Records for processing -
===

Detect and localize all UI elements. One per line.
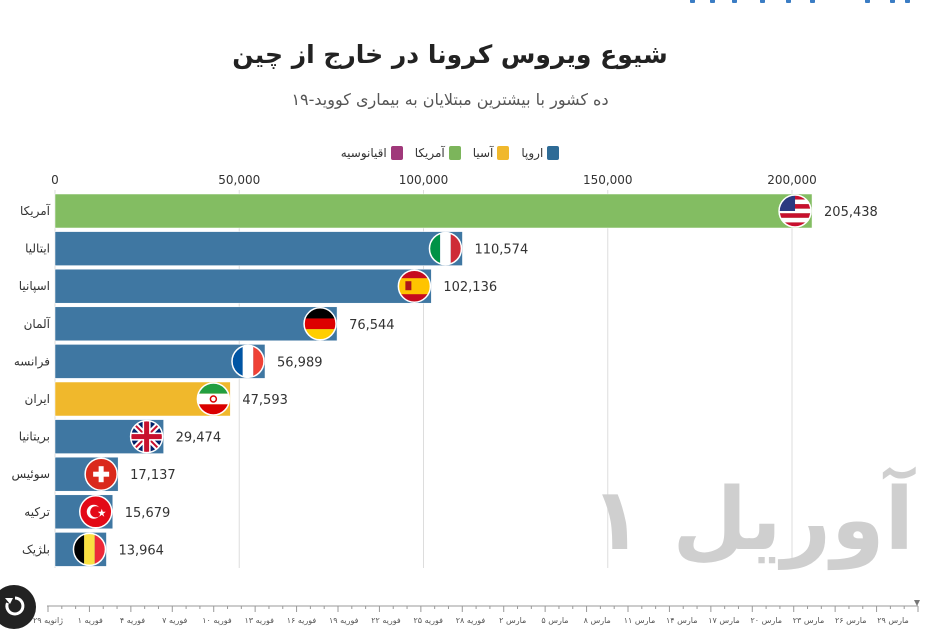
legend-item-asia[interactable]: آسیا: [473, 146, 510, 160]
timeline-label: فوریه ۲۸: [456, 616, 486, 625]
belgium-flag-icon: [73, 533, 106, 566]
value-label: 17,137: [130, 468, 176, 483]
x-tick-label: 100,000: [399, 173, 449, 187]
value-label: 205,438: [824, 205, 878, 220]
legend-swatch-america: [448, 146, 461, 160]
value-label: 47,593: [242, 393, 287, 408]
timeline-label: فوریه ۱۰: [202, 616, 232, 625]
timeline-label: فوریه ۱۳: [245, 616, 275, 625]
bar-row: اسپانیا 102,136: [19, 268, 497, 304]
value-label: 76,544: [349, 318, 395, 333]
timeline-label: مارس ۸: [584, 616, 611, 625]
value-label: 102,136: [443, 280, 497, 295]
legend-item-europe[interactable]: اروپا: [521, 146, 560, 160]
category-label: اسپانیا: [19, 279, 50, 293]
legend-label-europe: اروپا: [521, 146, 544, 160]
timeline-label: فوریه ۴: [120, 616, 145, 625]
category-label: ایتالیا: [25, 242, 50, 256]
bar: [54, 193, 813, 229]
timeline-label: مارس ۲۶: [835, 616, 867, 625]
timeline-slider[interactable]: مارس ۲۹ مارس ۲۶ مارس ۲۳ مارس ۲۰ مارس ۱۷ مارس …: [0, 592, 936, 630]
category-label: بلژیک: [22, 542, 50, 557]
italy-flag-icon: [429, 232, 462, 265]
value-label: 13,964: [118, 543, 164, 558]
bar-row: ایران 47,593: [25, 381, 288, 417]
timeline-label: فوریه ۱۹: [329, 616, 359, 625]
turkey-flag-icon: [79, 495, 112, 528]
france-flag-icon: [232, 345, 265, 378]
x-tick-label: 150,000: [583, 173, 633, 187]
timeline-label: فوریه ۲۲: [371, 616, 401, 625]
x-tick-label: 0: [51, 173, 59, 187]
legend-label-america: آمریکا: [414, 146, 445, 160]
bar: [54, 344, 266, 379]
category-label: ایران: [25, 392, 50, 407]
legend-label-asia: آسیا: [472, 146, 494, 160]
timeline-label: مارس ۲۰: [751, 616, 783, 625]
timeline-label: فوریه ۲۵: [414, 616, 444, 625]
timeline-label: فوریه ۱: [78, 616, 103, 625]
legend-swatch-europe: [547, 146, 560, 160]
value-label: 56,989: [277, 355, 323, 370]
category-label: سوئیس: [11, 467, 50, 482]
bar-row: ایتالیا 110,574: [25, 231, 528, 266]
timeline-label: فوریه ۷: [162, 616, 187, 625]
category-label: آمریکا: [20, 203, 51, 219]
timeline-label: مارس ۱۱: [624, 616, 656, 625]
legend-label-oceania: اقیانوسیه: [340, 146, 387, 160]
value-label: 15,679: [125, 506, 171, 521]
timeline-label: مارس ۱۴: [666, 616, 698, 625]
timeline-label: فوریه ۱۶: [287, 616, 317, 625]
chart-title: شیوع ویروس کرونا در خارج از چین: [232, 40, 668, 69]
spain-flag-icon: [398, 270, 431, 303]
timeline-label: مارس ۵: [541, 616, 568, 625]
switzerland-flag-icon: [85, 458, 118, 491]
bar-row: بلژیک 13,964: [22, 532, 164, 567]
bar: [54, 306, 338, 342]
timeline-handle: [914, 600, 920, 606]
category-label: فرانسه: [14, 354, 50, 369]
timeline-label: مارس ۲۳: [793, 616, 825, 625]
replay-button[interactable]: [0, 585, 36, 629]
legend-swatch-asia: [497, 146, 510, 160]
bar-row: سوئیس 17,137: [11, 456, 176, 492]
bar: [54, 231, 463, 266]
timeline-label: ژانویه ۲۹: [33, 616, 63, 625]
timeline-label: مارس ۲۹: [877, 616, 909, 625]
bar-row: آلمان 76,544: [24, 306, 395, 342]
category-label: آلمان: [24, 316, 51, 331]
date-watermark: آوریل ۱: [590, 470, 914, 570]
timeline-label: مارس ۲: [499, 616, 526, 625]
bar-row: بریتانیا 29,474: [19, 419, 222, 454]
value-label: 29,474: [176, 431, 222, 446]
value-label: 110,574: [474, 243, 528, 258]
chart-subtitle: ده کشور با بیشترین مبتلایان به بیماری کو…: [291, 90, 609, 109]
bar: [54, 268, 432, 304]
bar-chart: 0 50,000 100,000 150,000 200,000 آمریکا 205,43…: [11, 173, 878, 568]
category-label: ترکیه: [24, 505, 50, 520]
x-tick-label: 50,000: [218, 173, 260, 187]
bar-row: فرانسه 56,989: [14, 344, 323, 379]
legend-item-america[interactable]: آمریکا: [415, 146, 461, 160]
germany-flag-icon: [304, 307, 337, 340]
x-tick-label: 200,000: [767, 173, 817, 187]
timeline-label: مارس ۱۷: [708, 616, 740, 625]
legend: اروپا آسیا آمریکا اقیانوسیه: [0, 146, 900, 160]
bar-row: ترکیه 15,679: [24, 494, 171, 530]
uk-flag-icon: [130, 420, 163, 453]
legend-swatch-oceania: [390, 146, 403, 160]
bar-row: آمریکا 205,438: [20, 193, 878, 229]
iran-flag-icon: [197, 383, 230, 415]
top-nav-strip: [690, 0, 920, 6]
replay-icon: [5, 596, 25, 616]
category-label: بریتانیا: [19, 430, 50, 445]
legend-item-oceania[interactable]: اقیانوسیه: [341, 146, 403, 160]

===

Given problem -
Copy all of the entries above verbatim, leaving out the pictures.

Solution -
Detect and localize all UI elements. One per line.
legend-item-asia[interactable]: آسیا: [473, 146, 510, 160]
timeline-label: فوریه ۲۸: [456, 616, 486, 625]
belgium-flag-icon: [73, 533, 106, 566]
value-label: 17,137: [130, 468, 176, 483]
x-tick-label: 100,000: [399, 173, 449, 187]
value-label: 205,438: [824, 205, 878, 220]
legend-swatch-america: [448, 146, 461, 160]
value-label: 47,593: [242, 393, 287, 408]
timeline-label: فوریه ۱۰: [202, 616, 232, 625]
timeline-label: فوریه ۱۳: [245, 616, 275, 625]
bar-row: اسپانیا 102,136: [19, 268, 497, 304]
value-label: 76,544: [349, 318, 395, 333]
timeline-label: مارس ۸: [584, 616, 611, 625]
value-label: 102,136: [443, 280, 497, 295]
legend-item-europe[interactable]: اروپا: [521, 146, 560, 160]
category-label: اسپانیا: [19, 279, 50, 293]
legend-label-europe: اروپا: [521, 146, 544, 160]
timeline-label: فوریه ۴: [120, 616, 145, 625]
category-label: ایتالیا: [25, 242, 50, 256]
bar: [54, 193, 813, 229]
timeline-label: مارس ۲۶: [835, 616, 867, 625]
timeline-slider[interactable]: مارس ۲۹ مارس ۲۶ مارس ۲۳ مارس ۲۰ مارس ۱۷ مارس …: [0, 592, 936, 630]
category-label: بلژیک: [22, 542, 50, 557]
italy-flag-icon: [429, 232, 462, 265]
value-label: 13,964: [118, 543, 164, 558]
bar-row: ایران 47,593: [25, 381, 288, 417]
timeline-label: فوریه ۱۹: [329, 616, 359, 625]
turkey-flag-icon: [79, 495, 112, 528]
france-flag-icon: [232, 345, 265, 378]
x-tick-label: 150,000: [583, 173, 633, 187]
timeline-label: فوریه ۲۲: [371, 616, 401, 625]
x-tick-label: 0: [51, 173, 59, 187]
legend-label-america: آمریکا: [414, 146, 445, 160]
bar: [54, 344, 266, 379]
category-label: ایران: [25, 392, 50, 407]
legend-label-asia: آسیا: [472, 146, 494, 160]
timeline-label: مارس ۲۰: [751, 616, 783, 625]
timeline-label: فوریه ۲۵: [414, 616, 444, 625]
timeline-label: فوریه ۱: [78, 616, 103, 625]
legend-swatch-europe: [547, 146, 560, 160]
value-label: 56,989: [277, 355, 323, 370]
category-label: سوئیس: [11, 467, 50, 482]
bar-row: ایتالیا 110,574: [25, 231, 528, 266]
timeline-label: فوریه ۷: [162, 616, 187, 625]
category-label: آمریکا: [20, 203, 51, 219]
timeline-label: مارس ۱۱: [624, 616, 656, 625]
legend-label-oceania: اقیانوسیه: [340, 146, 387, 160]
value-label: 15,679: [125, 506, 171, 521]
timeline-label: مارس ۱۴: [666, 616, 698, 625]
timeline-label: فوریه ۱۶: [287, 616, 317, 625]
chart-title: شیوع ویروس کرونا در خارج از چین: [232, 40, 668, 69]
spain-flag-icon: [398, 270, 431, 303]
timeline-label: مارس ۵: [541, 616, 568, 625]
switzerland-flag-icon: [85, 458, 118, 491]
bar-row: بلژیک 13,964: [22, 532, 164, 567]
bar: [54, 306, 338, 342]
timeline-handle: [914, 600, 920, 606]
category-label: فرانسه: [14, 354, 50, 369]
timeline-label: مارس ۲۳: [793, 616, 825, 625]
replay-button[interactable]: [0, 585, 36, 629]
legend-swatch-asia: [497, 146, 510, 160]
bar-row: سوئیس 17,137: [11, 456, 176, 492]
bar: [54, 231, 463, 266]
timeline-label: ژانویه ۲۹: [33, 616, 63, 625]
timeline-label: مارس ۲۹: [877, 616, 909, 625]
bar-row: آلمان 76,544: [24, 306, 395, 342]
category-label: آلمان: [24, 316, 51, 331]
date-watermark: آوریل ۱: [590, 470, 914, 570]
timeline-label: مارس ۲: [499, 616, 526, 625]
bar-row: بریتانیا 29,474: [19, 419, 222, 454]
value-label: 29,474: [176, 431, 222, 446]
value-label: 110,574: [474, 243, 528, 258]
chart-subtitle: ده کشور با بیشترین مبتلایان به بیماری کو…: [291, 90, 609, 109]
bar: [54, 268, 432, 304]
bar-chart: 0 50,000 100,000 150,000 200,000 آمریکا 205,43…: [11, 173, 878, 568]
category-label: ترکیه: [24, 505, 50, 520]
x-tick-label: 50,000: [218, 173, 260, 187]
bar-row: فرانسه 56,989: [14, 344, 323, 379]
legend-item-america[interactable]: آمریکا: [415, 146, 461, 160]
germany-flag-icon: [304, 307, 337, 340]
x-tick-label: 200,000: [767, 173, 817, 187]
timeline-label: مارس ۱۷: [708, 616, 740, 625]
legend: اروپا آسیا آمریکا اقیانوسیه: [0, 146, 900, 160]
bar-row: ترکیه 15,679: [24, 494, 171, 530]
uk-flag-icon: [130, 420, 163, 453]
legend-swatch-oceania: [390, 146, 403, 160]
bar-row: آمریکا 205,438: [20, 193, 878, 229]
iran-flag-icon: [197, 383, 230, 415]
top-nav-strip: [690, 0, 920, 6]
replay-icon: [5, 596, 25, 616]
category-label: بریتانیا: [19, 430, 50, 445]
legend-item-oceania[interactable]: اقیانوسیه: [341, 146, 403, 160]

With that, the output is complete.